INSTRUCTION
Write out all of the entries exactly as given.
>> START DATA PROVIDED
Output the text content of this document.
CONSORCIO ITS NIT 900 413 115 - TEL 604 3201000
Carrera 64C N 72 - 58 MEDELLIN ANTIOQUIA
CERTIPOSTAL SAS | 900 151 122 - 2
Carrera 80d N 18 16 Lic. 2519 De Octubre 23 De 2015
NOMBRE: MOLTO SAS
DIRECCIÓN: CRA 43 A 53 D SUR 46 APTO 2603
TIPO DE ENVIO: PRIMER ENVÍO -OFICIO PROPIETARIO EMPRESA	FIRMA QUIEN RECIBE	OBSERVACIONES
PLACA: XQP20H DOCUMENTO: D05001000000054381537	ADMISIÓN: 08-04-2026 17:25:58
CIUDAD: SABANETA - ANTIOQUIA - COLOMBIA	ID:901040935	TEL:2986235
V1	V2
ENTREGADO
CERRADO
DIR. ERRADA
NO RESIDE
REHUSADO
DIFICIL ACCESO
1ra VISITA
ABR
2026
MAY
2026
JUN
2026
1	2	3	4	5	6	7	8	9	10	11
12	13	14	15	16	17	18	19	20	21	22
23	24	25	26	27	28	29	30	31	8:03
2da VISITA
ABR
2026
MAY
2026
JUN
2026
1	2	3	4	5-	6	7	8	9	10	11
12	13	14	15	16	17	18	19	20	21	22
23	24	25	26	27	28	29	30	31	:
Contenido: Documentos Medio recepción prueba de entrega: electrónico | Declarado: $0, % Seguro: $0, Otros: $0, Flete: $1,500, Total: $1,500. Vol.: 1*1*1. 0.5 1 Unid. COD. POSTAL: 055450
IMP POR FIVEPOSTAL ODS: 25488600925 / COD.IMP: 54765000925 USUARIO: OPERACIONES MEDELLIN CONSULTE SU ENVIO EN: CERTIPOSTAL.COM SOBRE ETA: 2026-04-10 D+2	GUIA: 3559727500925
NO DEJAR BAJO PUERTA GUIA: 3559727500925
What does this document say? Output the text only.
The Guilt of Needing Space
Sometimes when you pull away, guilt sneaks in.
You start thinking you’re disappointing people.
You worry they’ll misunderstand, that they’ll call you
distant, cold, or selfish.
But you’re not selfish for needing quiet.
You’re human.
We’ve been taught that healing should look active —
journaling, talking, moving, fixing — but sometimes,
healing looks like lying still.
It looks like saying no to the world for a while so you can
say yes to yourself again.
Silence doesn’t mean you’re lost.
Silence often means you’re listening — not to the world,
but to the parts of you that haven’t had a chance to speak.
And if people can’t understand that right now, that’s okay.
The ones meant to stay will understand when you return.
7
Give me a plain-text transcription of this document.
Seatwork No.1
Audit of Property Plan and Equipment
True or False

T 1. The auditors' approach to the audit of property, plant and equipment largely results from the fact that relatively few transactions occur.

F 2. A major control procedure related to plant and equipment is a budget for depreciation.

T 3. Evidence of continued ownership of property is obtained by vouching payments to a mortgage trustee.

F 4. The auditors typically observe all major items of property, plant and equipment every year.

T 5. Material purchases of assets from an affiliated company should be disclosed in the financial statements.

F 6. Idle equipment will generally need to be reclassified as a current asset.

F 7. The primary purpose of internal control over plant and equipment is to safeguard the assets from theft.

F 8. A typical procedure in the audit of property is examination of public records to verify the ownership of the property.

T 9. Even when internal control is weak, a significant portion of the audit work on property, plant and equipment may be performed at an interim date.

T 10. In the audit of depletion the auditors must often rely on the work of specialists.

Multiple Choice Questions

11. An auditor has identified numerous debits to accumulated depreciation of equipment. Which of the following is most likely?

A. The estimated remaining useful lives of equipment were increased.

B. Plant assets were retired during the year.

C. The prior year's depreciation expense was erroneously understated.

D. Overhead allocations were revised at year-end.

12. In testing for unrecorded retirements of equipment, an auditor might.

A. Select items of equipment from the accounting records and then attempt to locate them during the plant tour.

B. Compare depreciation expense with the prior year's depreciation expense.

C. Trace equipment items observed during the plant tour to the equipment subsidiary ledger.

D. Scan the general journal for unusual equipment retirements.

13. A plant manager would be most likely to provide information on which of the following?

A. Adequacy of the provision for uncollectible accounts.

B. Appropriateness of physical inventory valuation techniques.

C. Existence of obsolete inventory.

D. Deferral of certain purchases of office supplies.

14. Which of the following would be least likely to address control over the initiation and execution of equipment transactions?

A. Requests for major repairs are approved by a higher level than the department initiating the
>> END DATA PROVIDED
EXERCISE RESULT
Output the text content of this document.
CONSORCIO ITS NIT 900 413 115 - TEL 604 3201000
Carrera 64C N 72 - 58 MEDELLIN ANTIOQUIA
CERTIPOSTAL SAS | 900 151 122 - 2
Carrera 80d N 18 16 Lic. 2519 De Octubre 23 De 2015
NOMBRE: MOLTO SAS
DIRECCIÓN: CRA 43 A 53 D SUR 46 APTO 2603
TIPO DE ENVIO: PRIMER ENVÍO -OFICIO PROPIETARIO EMPRESA	FIRMA QUIEN RECIBE	OBSERVACIONES
PLACA: XQP20H DOCUMENTO: D05001000000054381537	ADMISIÓN: 08-04-2026 17:25:58
CIUDAD: SABANETA - ANTIOQUIA - COLOMBIA	ID:901040935	TEL:2986235
V1	V2
ENTREGADO
CERRADO
DIR. ERRADA
NO RESIDE
REHUSADO
DIFICIL ACCESO
1ra VISITA
ABR
2026
MAY
2026
JUN
2026
1	2	3	4	5	6	7	8	9	10	11
12	13	14	15	16	17	18	19	20	21	22
23	24	25	26	27	28	29	30	31	8:03
2da VISITA
ABR
2026
MAY
2026
JUN
2026
1	2	3	4	5-	6	7	8	9	10	11
12	13	14	15	16	17	18	19	20	21	22
23	24	25	26	27	28	29	30	31	:
Contenido: Documentos Medio recepción prueba de entrega: electrónico | Declarado: $0, % Seguro: $0, Otros: $0, Flete: $1,500, Total: $1,500. Vol.: 1*1*1. 0.5 1 Unid. COD. POSTAL: 055450
IMP POR FIVEPOSTAL ODS: 25488600925 / COD.IMP: 54765000925 USUARIO: OPERACIONES MEDELLIN CONSULTE SU ENVIO EN: CERTIPOSTAL.COM SOBRE ETA: 2026-04-10 D+2	GUIA: 3559727500925
NO DEJAR BAJO PUERTA GUIA: 3559727500925
What does this document say? Output the text only.
The Guilt of Needing Space
Sometimes when you pull away, guilt sneaks in.
You start thinking you’re disappointing people.
You worry they’ll misunderstand, that they’ll call you
distant, cold, or selfish.
But you’re not selfish for needing quiet.
You’re human.
We’ve been taught that healing should look active —
journaling, talking, moving, fixing — but sometimes,
healing looks like lying still.
It looks like saying no to the world for a while so you can
say yes to yourself again.
Silence doesn’t mean you’re lost.
Silence often means you’re listening — not to the world,
but to the parts of you that haven’t had a chance to speak.
And if people can’t understand that right now, that’s okay.
The ones meant to stay will understand when you return.
7
Give me a plain-text transcription of this document.
Seatwork No.1
Audit of Property Plan and Equipment
True or False

T 1. The auditors' approach to the audit of property, plant and equipment largely results from the fact that relatively few transactions occur.

F 2. A major control procedure related to plant and equipment is a budget for depreciation.

T 3. Evidence of continued ownership of property is obtained by vouching payments to a mortgage trustee.

F 4. The auditors typically observe all major items of property, plant and equipment every year.

T 5. Material purchases of assets from an affiliated company should be disclosed in the financial statements.

F 6. Idle equipment will generally need to be reclassified as a current asset.

F 7. The primary purpose of internal control over plant and equipment is to safeguard the assets from theft.

F 8. A typical procedure in the audit of property is examination of public records to verify the ownership of the property.

T 9. Even when internal control is weak, a significant portion of the audit work on property, plant and equipment may be performed at an interim date.

T 10. In the audit of depletion the auditors must often rely on the work of specialists.

Multiple Choice Questions

11. An auditor has identified numerous debits to accumulated depreciation of equipment. Which of the following is most likely?

A. The estimated remaining useful lives of equipment were increased.

B. Plant assets were retired during the year.

C. The prior year's depreciation expense was erroneously understated.

D. Overhead allocations were revised at year-end.

12. In testing for unrecorded retirements of equipment, an auditor might.

A. Select items of equipment from the accounting records and then attempt to locate them during the plant tour.

B. Compare depreciation expense with the prior year's depreciation expense.

C. Trace equipment items observed during the plant tour to the equipment subsidiary ledger.

D. Scan the general journal for unusual equipment retirements.

13. A plant manager would be most likely to provide information on which of the following?

A. Adequacy of the provision for uncollectible accounts.

B. Appropriateness of physical inventory valuation techniques.

C. Existence of obsolete inventory.

D. Deferral of certain purchases of office supplies.

14. Which of the following would be least likely to address control over the initiation and execution of equipment transactions?

A. Requests for major repairs are approved by a higher level than the department initiating the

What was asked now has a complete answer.